YOUR INSTRUCTIONS | Write out the entries below once more, exactly.
======== EXTRACTED MATERIAL ========
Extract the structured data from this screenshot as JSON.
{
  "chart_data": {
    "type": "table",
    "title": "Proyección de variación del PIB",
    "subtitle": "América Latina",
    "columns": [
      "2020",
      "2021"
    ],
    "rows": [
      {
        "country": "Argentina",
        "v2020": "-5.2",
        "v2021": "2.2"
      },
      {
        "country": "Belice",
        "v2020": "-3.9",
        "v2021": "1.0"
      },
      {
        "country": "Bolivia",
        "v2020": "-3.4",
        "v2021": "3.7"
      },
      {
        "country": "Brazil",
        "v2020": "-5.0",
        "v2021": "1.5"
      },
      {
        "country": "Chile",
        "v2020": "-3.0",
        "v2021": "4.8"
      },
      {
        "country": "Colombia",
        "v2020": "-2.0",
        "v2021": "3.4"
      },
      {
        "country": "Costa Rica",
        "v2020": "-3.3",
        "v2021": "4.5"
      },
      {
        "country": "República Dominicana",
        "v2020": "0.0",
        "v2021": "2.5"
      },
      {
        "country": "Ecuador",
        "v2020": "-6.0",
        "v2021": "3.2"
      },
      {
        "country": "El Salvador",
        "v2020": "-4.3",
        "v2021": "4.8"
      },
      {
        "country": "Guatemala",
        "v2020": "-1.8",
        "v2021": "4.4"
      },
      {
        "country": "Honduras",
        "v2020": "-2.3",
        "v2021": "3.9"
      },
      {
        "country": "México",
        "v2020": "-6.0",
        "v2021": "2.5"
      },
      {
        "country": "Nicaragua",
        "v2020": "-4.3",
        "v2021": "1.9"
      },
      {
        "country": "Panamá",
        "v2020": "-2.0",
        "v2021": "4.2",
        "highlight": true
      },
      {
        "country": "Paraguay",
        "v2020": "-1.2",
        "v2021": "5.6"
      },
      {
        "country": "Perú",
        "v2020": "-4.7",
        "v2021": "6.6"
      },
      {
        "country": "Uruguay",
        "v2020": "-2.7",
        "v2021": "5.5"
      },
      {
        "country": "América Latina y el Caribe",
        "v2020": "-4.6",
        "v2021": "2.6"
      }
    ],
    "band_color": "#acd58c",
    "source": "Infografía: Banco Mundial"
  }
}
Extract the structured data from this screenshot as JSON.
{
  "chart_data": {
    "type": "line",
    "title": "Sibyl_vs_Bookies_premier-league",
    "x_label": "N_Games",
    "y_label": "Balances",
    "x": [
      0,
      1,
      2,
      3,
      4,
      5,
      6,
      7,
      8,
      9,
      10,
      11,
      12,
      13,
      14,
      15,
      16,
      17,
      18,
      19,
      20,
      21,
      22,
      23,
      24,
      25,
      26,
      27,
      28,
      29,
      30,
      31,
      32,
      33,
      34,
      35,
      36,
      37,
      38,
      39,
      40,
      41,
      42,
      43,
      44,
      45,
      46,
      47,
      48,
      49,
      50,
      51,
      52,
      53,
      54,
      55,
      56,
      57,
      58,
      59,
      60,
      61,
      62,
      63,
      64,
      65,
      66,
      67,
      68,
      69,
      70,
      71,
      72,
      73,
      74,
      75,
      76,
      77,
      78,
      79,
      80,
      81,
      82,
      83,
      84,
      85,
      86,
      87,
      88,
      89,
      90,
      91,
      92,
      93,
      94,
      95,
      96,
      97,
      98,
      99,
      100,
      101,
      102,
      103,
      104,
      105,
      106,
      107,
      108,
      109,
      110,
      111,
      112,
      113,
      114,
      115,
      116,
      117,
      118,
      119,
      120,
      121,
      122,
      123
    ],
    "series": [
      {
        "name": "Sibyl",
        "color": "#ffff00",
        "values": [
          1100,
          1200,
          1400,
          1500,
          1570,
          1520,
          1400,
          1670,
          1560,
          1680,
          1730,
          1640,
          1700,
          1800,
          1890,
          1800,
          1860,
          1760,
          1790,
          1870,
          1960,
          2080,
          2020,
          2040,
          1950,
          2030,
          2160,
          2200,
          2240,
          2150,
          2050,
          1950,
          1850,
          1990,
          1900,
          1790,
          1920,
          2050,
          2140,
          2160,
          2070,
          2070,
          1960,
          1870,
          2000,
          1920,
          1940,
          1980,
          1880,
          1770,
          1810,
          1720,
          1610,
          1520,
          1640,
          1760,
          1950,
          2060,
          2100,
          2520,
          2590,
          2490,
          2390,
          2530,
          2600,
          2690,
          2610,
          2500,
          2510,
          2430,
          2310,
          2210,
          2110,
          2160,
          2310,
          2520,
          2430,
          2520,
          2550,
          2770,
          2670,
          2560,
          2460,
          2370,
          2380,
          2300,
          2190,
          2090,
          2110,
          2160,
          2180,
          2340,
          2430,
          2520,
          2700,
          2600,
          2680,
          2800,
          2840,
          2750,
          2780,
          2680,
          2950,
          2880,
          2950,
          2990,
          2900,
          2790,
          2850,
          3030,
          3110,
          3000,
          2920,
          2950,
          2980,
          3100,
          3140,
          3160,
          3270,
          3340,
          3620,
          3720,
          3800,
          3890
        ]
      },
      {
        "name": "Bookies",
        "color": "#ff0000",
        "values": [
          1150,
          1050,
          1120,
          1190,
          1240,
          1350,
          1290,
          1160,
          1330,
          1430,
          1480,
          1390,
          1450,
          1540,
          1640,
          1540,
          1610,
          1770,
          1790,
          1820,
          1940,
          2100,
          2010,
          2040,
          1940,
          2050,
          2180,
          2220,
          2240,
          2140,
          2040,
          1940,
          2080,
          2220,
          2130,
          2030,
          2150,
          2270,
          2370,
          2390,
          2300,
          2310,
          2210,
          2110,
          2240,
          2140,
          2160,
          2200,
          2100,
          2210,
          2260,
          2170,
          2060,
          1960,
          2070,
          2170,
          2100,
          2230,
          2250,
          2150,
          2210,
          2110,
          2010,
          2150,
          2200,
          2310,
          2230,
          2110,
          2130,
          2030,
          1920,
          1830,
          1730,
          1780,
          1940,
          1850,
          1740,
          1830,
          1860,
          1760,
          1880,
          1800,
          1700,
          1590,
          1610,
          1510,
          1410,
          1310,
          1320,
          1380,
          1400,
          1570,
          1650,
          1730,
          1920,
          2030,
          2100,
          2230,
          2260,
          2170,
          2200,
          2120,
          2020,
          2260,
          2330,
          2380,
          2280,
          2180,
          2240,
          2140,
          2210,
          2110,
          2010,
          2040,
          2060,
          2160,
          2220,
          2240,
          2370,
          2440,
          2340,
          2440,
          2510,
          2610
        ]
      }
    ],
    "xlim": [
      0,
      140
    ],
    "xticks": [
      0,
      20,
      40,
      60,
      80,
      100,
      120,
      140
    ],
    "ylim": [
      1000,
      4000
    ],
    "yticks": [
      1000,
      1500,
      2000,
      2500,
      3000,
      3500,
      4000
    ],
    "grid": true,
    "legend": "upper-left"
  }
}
========
RESULT OF THIS TASK |
Extract the structured data from this screenshot as JSON.
{
  "chart_data": {
    "type": "table",
    "title": "Proyección de variación del PIB",
    "subtitle": "América Latina",
    "columns": [
      "2020",
      "2021"
    ],
    "rows": [
      {
        "country": "Argentina",
        "v2020": "-5.2",
        "v2021": "2.2"
      },
      {
        "country": "Belice",
        "v2020": "-3.9",
        "v2021": "1.0"
      },
      {
        "country": "Bolivia",
        "v2020": "-3.4",
        "v2021": "3.7"
      },
      {
        "country": "Brazil",
        "v2020": "-5.0",
        "v2021": "1.5"
      },
      {
        "country": "Chile",
        "v2020": "-3.0",
        "v2021": "4.8"
      },
      {
        "country": "Colombia",
        "v2020": "-2.0",
        "v2021": "3.4"
      },
      {
        "country": "Costa Rica",
        "v2020": "-3.3",
        "v2021": "4.5"
      },
      {
        "country": "República Dominicana",
        "v2020": "0.0",
        "v2021": "2.5"
      },
      {
        "country": "Ecuador",
        "v2020": "-6.0",
        "v2021": "3.2"
      },
      {
        "country": "El Salvador",
        "v2020": "-4.3",
        "v2021": "4.8"
      },
      {
        "country": "Guatemala",
        "v2020": "-1.8",
        "v2021": "4.4"
      },
      {
        "country": "Honduras",
        "v2020": "-2.3",
        "v2021": "3.9"
      },
      {
        "country": "México",
        "v2020": "-6.0",
        "v2021": "2.5"
      },
      {
        "country": "Nicaragua",
        "v2020": "-4.3",
        "v2021": "1.9"
      },
      {
        "country": "Panamá",
        "v2020": "-2.0",
        "v2021": "4.2",
        "highlight": true
      },
      {
        "country": "Paraguay",
        "v2020": "-1.2",
        "v2021": "5.6"
      },
      {
        "country": "Perú",
        "v2020": "-4.7",
        "v2021": "6.6"
      },
      {
        "country": "Uruguay",
        "v2020": "-2.7",
        "v2021": "5.5"
      },
      {
        "country": "América Latina y el Caribe",
        "v2020": "-4.6",
        "v2021": "2.6"
      }
    ],
    "band_color": "#acd58c",
    "source": "Infografía: Banco Mundial"
  }
}
Extract the structured data from this screenshot as JSON.
{
  "chart_data": {
    "type": "line",
    "title": "Sibyl_vs_Bookies_premier-league",
    "x_label": "N_Games",
    "y_label": "Balances",
    "x": [
      0,
      1,
      2,
      3,
      4,
      5,
      6,
      7,
      8,
      9,
      10,
      11,
      12,
      13,
      14,
      15,
      16,
      17,
      18,
      19,
      20,
      21,
      22,
      23,
      24,
      25,
      26,
      27,
      28,
      29,
      30,
      31,
      32,
      33,
      34,
      35,
      36,
      37,
      38,
      39,
      40,
      41,
      42,
      43,
      44,
      45,
      46,
      47,
      48,
      49,
      50,
      51,
      52,
      53,
      54,
      55,
      56,
      57,
      58,
      59,
      60,
      61,
      62,
      63,
      64,
      65,
      66,
      67,
      68,
      69,
      70,
      71,
      72,
      73,
      74,
      75,
      76,
      77,
      78,
      79,
      80,
      81,
      82,
      83,
      84,
      85,
      86,
      87,
      88,
      89,
      90,
      91,
      92,
      93,
      94,
      95,
      96,
      97,
      98,
      99,
      100,
      101,
      102,
      103,
      104,
      105,
      106,
      107,
      108,
      109,
      110,
      111,
      112,
      113,
      114,
      115,
      116,
      117,
      118,
      119,
      120,
      121,
      122,
      123
    ],
    "series": [
      {
        "name": "Sibyl",
        "color": "#ffff00",
        "values": [
          1100,
          1200,
          1400,
          1500,
          1570,
          1520,
          1400,
          1670,
          1560,
          1680,
          1730,
          1640,
          1700,
          1800,
          1890,
          1800,
          1860,
          1760,
          1790,
          1870,
          1960,
          2080,
          2020,
          2040,
          1950,
          2030,
          2160,
          2200,
          2240,
          2150,
          2050,
          1950,
          1850,
          1990,
          1900,
          1790,
          1920,
          2050,
          2140,
          2160,
          2070,
          2070,
          1960,
          1870,
          2000,
          1920,
          1940,
          1980,
          1880,
          1770,
          1810,
          1720,
          1610,
          1520,
          1640,
          1760,
          1950,
          2060,
          2100,
          2520,
          2590,
          2490,
          2390,
          2530,
          2600,
          2690,
          2610,
          2500,
          2510,
          2430,
          2310,
          2210,
          2110,
          2160,
          2310,
          2520,
          2430,
          2520,
          2550,
          2770,
          2670,
          2560,
          2460,
          2370,
          2380,
          2300,
          2190,
          2090,
          2110,
          2160,
          2180,
          2340,
          2430,
          2520,
          2700,
          2600,
          2680,
          2800,
          2840,
          2750,
          2780,
          2680,
          2950,
          2880,
          2950,
          2990,
          2900,
          2790,
          2850,
          3030,
          3110,
          3000,
          2920,
          2950,
          2980,
          3100,
          3140,
          3160,
          3270,
          3340,
          3620,
          3720,
          3800,
          3890
        ]
      },
      {
        "name": "Bookies",
        "color": "#ff0000",
        "values": [
          1150,
          1050,
          1120,
          1190,
          1240,
          1350,
          1290,
          1160,
          1330,
          1430,
          1480,
          1390,
          1450,
          1540,
          1640,
          1540,
          1610,
          1770,
          1790,
          1820,
          1940,
          2100,
          2010,
          2040,
          1940,
          2050,
          2180,
          2220,
          2240,
          2140,
          2040,
          1940,
          2080,
          2220,
          2130,
          2030,
          2150,
          2270,
          2370,
          2390,
          2300,
          2310,
          2210,
          2110,
          2240,
          2140,
          2160,
          2200,
          2100,
          2210,
          2260,
          2170,
          2060,
          1960,
          2070,
          2170,
          2100,
          2230,
          2250,
          2150,
          2210,
          2110,
          2010,
          2150,
          2200,
          2310,
          2230,
          2110,
          2130,
          2030,
          1920,
          1830,
          1730,
          1780,
          1940,
          1850,
          1740,
          1830,
          1860,
          1760,
          1880,
          1800,
          1700,
          1590,
          1610,
          1510,
          1410,
          1310,
          1320,
          1380,
          1400,
          1570,
          1650,
          1730,
          1920,
          2030,
          2100,
          2230,
          2260,
          2170,
          2200,
          2120,
          2020,
          2260,
          2330,
          2380,
          2280,
          2180,
          2240,
          2140,
          2210,
          2110,
          2010,
          2040,
          2060,
          2160,
          2220,
          2240,
          2370,
          2440,
          2340,
          2440,
          2510,
          2610
        ]
      }
    ],
    "xlim": [
      0,
      140
    ],
    "xticks": [
      0,
      20,
      40,
      60,
      80,
      100,
      120,
      140
    ],
    "ylim": [
      1000,
      4000
    ],
    "yticks": [
      1000,
      1500,
      2000,
      2500,
      3000,
      3500,
      4000
    ],
    "grid": true,
    "legend": "upper-left"
  }
}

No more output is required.